━━━━━ DATASET

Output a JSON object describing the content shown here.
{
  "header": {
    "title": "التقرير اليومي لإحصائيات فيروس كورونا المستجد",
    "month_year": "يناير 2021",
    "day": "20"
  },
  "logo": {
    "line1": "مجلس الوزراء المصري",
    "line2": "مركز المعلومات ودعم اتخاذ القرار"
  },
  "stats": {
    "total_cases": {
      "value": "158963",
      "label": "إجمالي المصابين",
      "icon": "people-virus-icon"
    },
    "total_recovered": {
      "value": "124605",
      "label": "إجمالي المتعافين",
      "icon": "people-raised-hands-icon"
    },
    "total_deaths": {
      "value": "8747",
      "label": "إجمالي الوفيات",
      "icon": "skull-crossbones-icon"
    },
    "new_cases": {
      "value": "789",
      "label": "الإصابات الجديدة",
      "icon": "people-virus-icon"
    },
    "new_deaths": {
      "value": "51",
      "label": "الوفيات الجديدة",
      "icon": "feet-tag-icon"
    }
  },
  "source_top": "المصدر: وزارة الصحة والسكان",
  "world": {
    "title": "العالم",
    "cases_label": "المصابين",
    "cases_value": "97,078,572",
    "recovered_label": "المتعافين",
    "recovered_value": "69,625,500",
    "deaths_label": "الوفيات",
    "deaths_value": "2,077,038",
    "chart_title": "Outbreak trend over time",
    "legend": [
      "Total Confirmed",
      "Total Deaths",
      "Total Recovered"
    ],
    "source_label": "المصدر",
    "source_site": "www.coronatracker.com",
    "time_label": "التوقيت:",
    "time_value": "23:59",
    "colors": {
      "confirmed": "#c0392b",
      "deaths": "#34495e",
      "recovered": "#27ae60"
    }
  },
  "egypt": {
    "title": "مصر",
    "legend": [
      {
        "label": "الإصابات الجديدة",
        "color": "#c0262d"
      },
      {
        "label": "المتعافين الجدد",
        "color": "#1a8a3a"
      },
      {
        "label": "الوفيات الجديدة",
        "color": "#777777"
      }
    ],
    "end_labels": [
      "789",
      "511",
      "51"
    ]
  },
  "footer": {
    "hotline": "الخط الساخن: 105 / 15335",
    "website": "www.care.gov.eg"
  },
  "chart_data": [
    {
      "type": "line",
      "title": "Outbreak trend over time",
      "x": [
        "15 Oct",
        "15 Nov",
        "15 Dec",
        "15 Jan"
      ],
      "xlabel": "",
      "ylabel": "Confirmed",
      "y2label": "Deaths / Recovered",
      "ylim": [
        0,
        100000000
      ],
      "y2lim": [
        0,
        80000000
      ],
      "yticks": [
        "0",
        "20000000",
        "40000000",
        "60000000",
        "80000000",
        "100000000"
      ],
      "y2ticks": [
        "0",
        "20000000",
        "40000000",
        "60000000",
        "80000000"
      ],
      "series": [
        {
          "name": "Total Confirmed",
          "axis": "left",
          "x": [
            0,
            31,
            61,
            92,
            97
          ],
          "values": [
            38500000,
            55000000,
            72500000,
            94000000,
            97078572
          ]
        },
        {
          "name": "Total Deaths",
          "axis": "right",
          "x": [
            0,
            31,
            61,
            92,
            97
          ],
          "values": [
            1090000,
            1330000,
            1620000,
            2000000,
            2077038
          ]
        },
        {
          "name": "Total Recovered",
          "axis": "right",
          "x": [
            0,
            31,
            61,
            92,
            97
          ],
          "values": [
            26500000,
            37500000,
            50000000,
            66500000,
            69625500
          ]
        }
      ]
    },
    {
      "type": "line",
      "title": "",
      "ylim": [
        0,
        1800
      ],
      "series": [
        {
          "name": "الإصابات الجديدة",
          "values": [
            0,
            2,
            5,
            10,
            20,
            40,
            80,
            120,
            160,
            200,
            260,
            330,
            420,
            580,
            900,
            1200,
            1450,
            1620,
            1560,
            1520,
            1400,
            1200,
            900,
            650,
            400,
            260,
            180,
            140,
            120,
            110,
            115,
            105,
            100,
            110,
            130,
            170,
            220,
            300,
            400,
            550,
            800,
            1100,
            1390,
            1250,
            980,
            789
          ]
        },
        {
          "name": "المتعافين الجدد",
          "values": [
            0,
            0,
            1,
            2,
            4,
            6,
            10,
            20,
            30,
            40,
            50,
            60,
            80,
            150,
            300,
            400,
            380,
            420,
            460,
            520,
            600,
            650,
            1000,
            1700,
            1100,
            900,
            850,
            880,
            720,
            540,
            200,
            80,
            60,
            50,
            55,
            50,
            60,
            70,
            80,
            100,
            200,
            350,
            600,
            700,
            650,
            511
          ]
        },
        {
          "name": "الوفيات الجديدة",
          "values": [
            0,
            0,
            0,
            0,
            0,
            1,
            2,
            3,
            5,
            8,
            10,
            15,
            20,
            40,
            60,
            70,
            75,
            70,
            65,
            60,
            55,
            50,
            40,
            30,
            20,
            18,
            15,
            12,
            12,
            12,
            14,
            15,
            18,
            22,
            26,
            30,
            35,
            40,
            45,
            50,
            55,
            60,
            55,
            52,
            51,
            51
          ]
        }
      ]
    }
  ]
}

━━━━━━━━━━

Where does the string "الإصابات" occur in the material? Copy every line where it does.

      "label": "الإصابات الجديدة",
        "label": "الإصابات الجديدة",
          "name": "الإصابات الجديدة",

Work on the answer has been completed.